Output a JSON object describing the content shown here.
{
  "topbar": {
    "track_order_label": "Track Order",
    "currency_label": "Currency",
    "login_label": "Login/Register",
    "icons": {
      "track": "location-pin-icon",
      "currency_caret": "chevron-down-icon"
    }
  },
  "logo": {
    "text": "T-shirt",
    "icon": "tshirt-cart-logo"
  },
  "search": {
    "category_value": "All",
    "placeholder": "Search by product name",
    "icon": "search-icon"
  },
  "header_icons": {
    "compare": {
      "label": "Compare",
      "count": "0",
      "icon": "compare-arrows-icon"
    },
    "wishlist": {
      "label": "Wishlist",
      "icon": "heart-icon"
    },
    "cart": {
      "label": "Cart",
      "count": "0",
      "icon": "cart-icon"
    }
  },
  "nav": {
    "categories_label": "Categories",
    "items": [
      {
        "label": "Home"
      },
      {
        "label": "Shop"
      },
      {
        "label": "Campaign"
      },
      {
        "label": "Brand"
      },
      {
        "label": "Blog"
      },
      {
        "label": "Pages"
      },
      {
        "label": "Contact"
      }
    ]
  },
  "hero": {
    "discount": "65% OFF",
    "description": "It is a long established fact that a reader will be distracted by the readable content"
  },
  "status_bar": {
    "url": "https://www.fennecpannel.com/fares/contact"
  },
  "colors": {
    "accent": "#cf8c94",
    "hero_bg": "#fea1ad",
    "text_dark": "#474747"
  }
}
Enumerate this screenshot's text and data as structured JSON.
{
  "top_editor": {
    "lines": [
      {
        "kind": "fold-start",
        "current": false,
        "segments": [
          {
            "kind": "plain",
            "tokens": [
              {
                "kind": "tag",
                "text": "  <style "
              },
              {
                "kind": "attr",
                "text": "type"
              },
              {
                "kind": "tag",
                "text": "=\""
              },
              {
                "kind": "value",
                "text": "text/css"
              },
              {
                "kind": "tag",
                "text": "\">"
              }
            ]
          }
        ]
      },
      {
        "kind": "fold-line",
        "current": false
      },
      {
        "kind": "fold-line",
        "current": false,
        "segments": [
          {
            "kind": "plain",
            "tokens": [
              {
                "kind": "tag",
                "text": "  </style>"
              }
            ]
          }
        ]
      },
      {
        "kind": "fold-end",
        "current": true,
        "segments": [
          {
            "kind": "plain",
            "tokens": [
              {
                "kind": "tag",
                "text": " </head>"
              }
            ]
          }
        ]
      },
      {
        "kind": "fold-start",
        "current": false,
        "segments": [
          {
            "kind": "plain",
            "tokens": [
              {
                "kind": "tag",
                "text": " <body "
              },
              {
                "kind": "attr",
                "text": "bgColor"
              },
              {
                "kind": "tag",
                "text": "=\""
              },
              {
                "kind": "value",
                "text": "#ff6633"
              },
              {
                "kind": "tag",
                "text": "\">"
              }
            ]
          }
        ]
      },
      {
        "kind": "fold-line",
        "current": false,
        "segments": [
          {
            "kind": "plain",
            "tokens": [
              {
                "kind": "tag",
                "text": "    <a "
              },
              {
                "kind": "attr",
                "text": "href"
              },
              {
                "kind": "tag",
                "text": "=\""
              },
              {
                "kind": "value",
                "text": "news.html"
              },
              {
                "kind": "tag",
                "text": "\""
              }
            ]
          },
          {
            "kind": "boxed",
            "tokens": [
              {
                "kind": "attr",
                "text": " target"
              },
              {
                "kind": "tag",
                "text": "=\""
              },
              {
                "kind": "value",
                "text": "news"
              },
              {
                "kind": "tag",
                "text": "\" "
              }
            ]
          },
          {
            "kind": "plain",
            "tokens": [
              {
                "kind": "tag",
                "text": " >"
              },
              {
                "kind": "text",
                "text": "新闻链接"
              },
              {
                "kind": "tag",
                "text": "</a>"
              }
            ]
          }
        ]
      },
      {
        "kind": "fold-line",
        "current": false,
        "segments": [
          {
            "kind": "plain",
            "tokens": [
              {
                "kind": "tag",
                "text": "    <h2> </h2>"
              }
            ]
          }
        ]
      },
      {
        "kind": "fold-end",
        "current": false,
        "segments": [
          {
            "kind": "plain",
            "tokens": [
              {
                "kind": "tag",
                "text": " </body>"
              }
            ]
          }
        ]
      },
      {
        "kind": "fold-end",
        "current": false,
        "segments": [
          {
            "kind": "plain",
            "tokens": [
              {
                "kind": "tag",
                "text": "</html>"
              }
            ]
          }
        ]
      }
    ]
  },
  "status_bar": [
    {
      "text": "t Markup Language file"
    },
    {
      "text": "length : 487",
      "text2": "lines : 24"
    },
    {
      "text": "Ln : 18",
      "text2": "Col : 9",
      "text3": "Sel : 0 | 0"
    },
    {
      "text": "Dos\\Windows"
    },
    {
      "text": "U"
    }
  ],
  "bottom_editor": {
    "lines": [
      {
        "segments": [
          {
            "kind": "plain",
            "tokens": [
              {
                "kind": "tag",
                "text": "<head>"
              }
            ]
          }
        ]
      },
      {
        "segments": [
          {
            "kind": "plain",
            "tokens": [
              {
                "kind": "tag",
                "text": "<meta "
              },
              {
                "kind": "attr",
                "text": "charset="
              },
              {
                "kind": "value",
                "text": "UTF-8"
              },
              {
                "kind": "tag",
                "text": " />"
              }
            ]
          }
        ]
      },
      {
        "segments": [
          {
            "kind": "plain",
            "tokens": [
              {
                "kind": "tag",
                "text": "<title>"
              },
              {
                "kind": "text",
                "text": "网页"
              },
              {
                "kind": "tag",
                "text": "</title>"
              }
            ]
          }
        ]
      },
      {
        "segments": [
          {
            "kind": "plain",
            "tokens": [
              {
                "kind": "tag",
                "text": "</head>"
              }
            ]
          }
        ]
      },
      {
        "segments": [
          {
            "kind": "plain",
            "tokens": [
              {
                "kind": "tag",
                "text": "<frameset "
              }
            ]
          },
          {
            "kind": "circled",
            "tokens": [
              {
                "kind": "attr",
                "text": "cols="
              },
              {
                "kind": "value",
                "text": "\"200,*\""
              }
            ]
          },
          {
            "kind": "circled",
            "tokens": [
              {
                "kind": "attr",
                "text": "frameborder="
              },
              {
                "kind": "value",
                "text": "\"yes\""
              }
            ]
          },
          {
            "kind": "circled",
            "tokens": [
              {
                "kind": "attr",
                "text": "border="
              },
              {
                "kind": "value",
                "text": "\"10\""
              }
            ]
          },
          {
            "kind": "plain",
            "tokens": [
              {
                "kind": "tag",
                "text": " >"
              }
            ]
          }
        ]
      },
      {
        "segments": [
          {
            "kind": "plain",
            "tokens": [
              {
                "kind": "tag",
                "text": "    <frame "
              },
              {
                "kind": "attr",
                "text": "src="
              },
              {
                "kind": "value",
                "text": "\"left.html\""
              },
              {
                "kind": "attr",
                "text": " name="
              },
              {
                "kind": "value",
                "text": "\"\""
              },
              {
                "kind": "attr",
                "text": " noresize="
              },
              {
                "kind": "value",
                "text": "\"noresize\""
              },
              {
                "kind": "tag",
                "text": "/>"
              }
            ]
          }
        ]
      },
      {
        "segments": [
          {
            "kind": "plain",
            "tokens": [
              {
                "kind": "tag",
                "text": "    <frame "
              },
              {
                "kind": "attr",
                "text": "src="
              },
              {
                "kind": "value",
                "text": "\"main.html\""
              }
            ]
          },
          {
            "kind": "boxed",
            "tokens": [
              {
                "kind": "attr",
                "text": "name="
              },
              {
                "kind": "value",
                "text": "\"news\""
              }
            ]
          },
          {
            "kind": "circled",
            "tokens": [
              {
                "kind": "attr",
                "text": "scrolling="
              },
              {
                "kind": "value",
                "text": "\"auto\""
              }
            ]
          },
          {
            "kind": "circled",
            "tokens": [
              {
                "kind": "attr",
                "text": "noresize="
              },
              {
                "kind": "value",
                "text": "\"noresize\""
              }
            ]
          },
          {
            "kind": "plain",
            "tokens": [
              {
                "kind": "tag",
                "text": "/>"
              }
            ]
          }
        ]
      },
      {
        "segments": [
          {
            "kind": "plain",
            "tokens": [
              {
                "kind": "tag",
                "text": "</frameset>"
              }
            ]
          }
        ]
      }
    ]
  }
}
========
• [What to do] Out of the records, collect only those lines that contain the string "content".

• [Answer in full]
Output a JSON object describing the content shown here.
    "description": "It is a long established fact that a reader will be distracted by the readable content"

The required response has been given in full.